Your task →
All the data should come back exactly as it was given.

Material for this task →
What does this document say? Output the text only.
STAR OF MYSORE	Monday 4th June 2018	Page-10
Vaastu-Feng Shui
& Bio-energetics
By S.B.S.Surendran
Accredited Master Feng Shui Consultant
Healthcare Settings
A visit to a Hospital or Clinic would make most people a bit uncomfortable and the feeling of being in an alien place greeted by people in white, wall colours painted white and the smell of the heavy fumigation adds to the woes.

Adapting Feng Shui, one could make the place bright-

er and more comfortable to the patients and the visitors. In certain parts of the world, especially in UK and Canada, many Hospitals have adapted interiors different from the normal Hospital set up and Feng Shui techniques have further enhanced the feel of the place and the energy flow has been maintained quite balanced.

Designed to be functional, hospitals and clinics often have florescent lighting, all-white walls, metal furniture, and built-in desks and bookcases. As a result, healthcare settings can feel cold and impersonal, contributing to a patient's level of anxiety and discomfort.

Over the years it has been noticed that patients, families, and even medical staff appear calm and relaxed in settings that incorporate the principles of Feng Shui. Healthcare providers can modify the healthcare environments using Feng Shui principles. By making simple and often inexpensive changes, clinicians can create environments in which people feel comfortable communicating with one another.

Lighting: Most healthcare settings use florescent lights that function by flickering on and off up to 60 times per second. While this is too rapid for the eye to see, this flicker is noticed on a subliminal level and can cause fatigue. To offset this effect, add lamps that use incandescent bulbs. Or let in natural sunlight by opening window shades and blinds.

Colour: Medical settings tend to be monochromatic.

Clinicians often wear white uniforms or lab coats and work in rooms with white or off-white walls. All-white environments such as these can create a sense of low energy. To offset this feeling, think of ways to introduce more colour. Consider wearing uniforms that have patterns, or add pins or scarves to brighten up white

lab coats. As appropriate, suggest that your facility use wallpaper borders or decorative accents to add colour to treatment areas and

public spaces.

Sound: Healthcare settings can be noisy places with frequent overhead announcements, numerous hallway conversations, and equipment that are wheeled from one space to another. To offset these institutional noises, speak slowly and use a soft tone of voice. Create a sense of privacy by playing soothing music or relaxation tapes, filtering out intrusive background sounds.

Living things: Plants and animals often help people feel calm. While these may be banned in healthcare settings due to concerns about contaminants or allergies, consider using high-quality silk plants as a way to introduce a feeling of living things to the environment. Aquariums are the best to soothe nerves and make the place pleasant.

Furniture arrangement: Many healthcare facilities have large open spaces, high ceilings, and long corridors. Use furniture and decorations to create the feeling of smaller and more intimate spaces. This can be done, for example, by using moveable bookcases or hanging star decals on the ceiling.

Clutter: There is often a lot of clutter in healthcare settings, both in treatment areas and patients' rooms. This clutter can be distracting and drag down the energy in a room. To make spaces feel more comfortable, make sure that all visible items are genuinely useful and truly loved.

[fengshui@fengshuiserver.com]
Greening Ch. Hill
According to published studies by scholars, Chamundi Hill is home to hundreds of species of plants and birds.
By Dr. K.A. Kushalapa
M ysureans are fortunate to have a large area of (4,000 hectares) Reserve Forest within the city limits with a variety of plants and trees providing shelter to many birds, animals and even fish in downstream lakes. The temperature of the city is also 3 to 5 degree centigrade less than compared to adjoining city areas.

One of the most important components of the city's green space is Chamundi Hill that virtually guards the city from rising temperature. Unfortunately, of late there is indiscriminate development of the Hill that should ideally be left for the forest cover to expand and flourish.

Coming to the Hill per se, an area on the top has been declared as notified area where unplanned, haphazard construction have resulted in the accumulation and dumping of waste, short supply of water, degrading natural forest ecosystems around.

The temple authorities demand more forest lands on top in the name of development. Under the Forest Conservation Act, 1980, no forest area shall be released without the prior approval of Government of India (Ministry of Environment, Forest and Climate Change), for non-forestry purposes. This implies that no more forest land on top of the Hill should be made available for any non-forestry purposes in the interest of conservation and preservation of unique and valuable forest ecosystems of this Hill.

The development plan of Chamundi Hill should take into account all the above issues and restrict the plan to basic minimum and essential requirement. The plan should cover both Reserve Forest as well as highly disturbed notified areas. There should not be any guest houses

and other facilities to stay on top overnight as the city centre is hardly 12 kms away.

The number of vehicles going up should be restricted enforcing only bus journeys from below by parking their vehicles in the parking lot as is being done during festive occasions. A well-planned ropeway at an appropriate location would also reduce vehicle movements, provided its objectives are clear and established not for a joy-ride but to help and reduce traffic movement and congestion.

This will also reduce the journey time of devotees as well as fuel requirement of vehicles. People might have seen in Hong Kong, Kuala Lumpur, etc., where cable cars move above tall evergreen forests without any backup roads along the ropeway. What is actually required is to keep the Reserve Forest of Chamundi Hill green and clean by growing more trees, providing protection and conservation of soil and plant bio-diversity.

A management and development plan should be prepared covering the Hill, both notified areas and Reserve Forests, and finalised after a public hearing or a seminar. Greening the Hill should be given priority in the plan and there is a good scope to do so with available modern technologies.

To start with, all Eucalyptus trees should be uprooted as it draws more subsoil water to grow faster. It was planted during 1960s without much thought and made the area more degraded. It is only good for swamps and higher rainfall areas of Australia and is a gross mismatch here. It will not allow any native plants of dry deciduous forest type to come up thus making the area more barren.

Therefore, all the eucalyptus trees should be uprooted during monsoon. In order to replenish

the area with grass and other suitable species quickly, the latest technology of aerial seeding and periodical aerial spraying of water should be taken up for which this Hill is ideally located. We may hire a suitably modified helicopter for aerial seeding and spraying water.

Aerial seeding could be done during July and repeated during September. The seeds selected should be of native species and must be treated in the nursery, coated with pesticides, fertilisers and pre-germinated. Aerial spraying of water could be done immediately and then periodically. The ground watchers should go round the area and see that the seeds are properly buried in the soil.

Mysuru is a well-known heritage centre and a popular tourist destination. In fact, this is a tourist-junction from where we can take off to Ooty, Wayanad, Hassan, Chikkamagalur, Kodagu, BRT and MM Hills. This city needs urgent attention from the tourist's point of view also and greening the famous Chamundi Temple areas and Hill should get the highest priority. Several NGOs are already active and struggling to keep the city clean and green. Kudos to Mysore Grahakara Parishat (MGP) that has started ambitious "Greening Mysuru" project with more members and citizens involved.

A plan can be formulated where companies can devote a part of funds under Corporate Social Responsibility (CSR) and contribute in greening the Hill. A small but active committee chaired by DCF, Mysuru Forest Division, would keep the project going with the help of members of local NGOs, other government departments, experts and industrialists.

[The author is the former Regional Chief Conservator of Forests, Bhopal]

Written answer →
What does this document say? Output the text only.
STAR OF MYSORE	Monday 4th June 2018	Page-10
Vaastu-Feng Shui
& Bio-energetics
By S.B.S.Surendran
Accredited Master Feng Shui Consultant
Healthcare Settings
A visit to a Hospital or Clinic would make most people a bit uncomfortable and the feeling of being in an alien place greeted by people in white, wall colours painted white and the smell of the heavy fumigation adds to the woes.

Adapting Feng Shui, one could make the place bright-

er and more comfortable to the patients and the visitors. In certain parts of the world, especially in UK and Canada, many Hospitals have adapted interiors different from the normal Hospital set up and Feng Shui techniques have further enhanced the feel of the place and the energy flow has been maintained quite balanced.

Designed to be functional, hospitals and clinics often have florescent lighting, all-white walls, metal furniture, and built-in desks and bookcases. As a result, healthcare settings can feel cold and impersonal, contributing to a patient's level of anxiety and discomfort.

Over the years it has been noticed that patients, families, and even medical staff appear calm and relaxed in settings that incorporate the principles of Feng Shui. Healthcare providers can modify the healthcare environments using Feng Shui principles. By making simple and often inexpensive changes, clinicians can create environments in which people feel comfortable communicating with one another.

Lighting: Most healthcare settings use florescent lights that function by flickering on and off up to 60 times per second. While this is too rapid for the eye to see, this flicker is noticed on a subliminal level and can cause fatigue. To offset this effect, add lamps that use incandescent bulbs. Or let in natural sunlight by opening window shades and blinds.

Colour: Medical settings tend to be monochromatic.

Clinicians often wear white uniforms or lab coats and work in rooms with white or off-white walls. All-white environments such as these can create a sense of low energy. To offset this feeling, think of ways to introduce more colour. Consider wearing uniforms that have patterns, or add pins or scarves to brighten up white

lab coats. As appropriate, suggest that your facility use wallpaper borders or decorative accents to add colour to treatment areas and

public spaces.

Sound: Healthcare settings can be noisy places with frequent overhead announcements, numerous hallway conversations, and equipment that are wheeled from one space to another. To offset these institutional noises, speak slowly and use a soft tone of voice. Create a sense of privacy by playing soothing music or relaxation tapes, filtering out intrusive background sounds.

Living things: Plants and animals often help people feel calm. While these may be banned in healthcare settings due to concerns about contaminants or allergies, consider using high-quality silk plants as a way to introduce a feeling of living things to the environment. Aquariums are the best to soothe nerves and make the place pleasant.

Furniture arrangement: Many healthcare facilities have large open spaces, high ceilings, and long corridors. Use furniture and decorations to create the feeling of smaller and more intimate spaces. This can be done, for example, by using moveable bookcases or hanging star decals on the ceiling.

Clutter: There is often a lot of clutter in healthcare settings, both in treatment areas and patients' rooms. This clutter can be distracting and drag down the energy in a room. To make spaces feel more comfortable, make sure that all visible items are genuinely useful and truly loved.

[fengshui@fengshuiserver.com]
Greening Ch. Hill
According to published studies by scholars, Chamundi Hill is home to hundreds of species of plants and birds.
By Dr. K.A. Kushalapa
M ysureans are fortunate to have a large area of (4,000 hectares) Reserve Forest within the city limits with a variety of plants and trees providing shelter to many birds, animals and even fish in downstream lakes. The temperature of the city is also 3 to 5 degree centigrade less than compared to adjoining city areas.

One of the most important components of the city's green space is Chamundi Hill that virtually guards the city from rising temperature. Unfortunately, of late there is indiscriminate development of the Hill that should ideally be left for the forest cover to expand and flourish.

Coming to the Hill per se, an area on the top has been declared as notified area where unplanned, haphazard construction have resulted in the accumulation and dumping of waste, short supply of water, degrading natural forest ecosystems around.

The temple authorities demand more forest lands on top in the name of development. Under the Forest Conservation Act, 1980, no forest area shall be released without the prior approval of Government of India (Ministry of Environment, Forest and Climate Change), for non-forestry purposes. This implies that no more forest land on top of the Hill should be made available for any non-forestry purposes in the interest of conservation and preservation of unique and valuable forest ecosystems of this Hill.

The development plan of Chamundi Hill should take into account all the above issues and restrict the plan to basic minimum and essential requirement. The plan should cover both Reserve Forest as well as highly disturbed notified areas. There should not be any guest houses

and other facilities to stay on top overnight as the city centre is hardly 12 kms away.

The number of vehicles going up should be restricted enforcing only bus journeys from below by parking their vehicles in the parking lot as is being done during festive occasions. A well-planned ropeway at an appropriate location would also reduce vehicle movements, provided its objectives are clear and established not for a joy-ride but to help and reduce traffic movement and congestion.

This will also reduce the journey time of devotees as well as fuel requirement of vehicles. People might have seen in Hong Kong, Kuala Lumpur, etc., where cable cars move above tall evergreen forests without any backup roads along the ropeway. What is actually required is to keep the Reserve Forest of Chamundi Hill green and clean by growing more trees, providing protection and conservation of soil and plant bio-diversity.

A management and development plan should be prepared covering the Hill, both notified areas and Reserve Forests, and finalised after a public hearing or a seminar. Greening the Hill should be given priority in the plan and there is a good scope to do so with available modern technologies.

To start with, all Eucalyptus trees should be uprooted as it draws more subsoil water to grow faster. It was planted during 1960s without much thought and made the area more degraded. It is only good for swamps and higher rainfall areas of Australia and is a gross mismatch here. It will not allow any native plants of dry deciduous forest type to come up thus making the area more barren.

Therefore, all the eucalyptus trees should be uprooted during monsoon. In order to replenish

the area with grass and other suitable species quickly, the latest technology of aerial seeding and periodical aerial spraying of water should be taken up for which this Hill is ideally located. We may hire a suitably modified helicopter for aerial seeding and spraying water.

Aerial seeding could be done during July and repeated during September. The seeds selected should be of native species and must be treated in the nursery, coated with pesticides, fertilisers and pre-germinated. Aerial spraying of water could be done immediately and then periodically. The ground watchers should go round the area and see that the seeds are properly buried in the soil.

Mysuru is a well-known heritage centre and a popular tourist destination. In fact, this is a tourist-junction from where we can take off to Ooty, Wayanad, Hassan, Chikkamagalur, Kodagu, BRT and MM Hills. This city needs urgent attention from the tourist's point of view also and greening the famous Chamundi Temple areas and Hill should get the highest priority. Several NGOs are already active and struggling to keep the city clean and green. Kudos to Mysore Grahakara Parishat (MGP) that has started ambitious "Greening Mysuru" project with more members and citizens involved.

A plan can be formulated where companies can devote a part of funds under Corporate Social Responsibility (CSR) and contribute in greening the Hill. A small but active committee chaired by DCF, Mysuru Forest Division, would keep the project going with the help of members of local NGOs, other government departments, experts and industrialists.

[The author is the former Regional Chief Conservator of Forests, Bhopal]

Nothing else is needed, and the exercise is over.